* [Stored data]:
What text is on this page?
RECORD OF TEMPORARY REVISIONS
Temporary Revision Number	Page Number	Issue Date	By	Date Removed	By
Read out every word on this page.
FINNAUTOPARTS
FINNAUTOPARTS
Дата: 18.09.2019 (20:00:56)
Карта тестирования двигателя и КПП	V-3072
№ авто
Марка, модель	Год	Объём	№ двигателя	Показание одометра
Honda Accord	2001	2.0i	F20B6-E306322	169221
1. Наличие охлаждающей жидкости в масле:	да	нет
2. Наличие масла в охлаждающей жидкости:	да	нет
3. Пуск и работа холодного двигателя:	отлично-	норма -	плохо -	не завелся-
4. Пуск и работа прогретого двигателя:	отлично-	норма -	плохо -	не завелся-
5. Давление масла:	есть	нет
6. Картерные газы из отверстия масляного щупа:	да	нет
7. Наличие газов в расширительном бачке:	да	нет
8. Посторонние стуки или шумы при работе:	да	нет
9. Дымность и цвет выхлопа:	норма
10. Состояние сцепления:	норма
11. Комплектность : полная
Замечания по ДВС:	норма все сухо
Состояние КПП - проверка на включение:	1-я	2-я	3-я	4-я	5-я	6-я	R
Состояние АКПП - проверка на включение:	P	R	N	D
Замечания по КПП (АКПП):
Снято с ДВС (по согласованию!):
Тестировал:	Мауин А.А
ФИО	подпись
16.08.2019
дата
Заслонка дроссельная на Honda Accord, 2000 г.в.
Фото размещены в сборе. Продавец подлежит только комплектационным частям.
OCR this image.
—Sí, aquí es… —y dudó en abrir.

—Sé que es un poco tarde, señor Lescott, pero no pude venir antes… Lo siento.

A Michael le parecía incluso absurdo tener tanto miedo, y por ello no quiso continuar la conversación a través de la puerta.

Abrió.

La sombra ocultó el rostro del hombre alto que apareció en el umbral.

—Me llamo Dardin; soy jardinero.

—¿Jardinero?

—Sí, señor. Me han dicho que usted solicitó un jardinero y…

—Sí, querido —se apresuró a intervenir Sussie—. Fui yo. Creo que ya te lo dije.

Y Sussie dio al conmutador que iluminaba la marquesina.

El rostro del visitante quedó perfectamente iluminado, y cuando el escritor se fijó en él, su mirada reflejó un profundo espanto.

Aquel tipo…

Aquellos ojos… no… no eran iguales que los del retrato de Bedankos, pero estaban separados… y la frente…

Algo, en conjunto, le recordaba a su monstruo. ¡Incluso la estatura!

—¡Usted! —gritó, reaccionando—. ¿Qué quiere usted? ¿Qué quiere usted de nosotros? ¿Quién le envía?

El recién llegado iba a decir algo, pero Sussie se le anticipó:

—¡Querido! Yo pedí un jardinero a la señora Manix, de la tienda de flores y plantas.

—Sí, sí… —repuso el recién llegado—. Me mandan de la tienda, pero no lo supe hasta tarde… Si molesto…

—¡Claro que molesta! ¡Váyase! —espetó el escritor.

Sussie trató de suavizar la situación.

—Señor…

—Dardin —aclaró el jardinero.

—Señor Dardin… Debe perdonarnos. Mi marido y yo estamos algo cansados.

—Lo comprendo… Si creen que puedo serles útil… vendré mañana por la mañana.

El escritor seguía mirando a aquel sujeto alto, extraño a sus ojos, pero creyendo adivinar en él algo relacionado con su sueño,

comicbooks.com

* [Problem details]: Look through the lines above and collect those with the word "Пуск".

* [Reply]:
3. Пуск и работа холодного двигателя:	отлично-	норма -	плохо -	не завелся-
4. Пуск и работа прогретого двигателя:	отлично-	норма -	плохо -	не завелся-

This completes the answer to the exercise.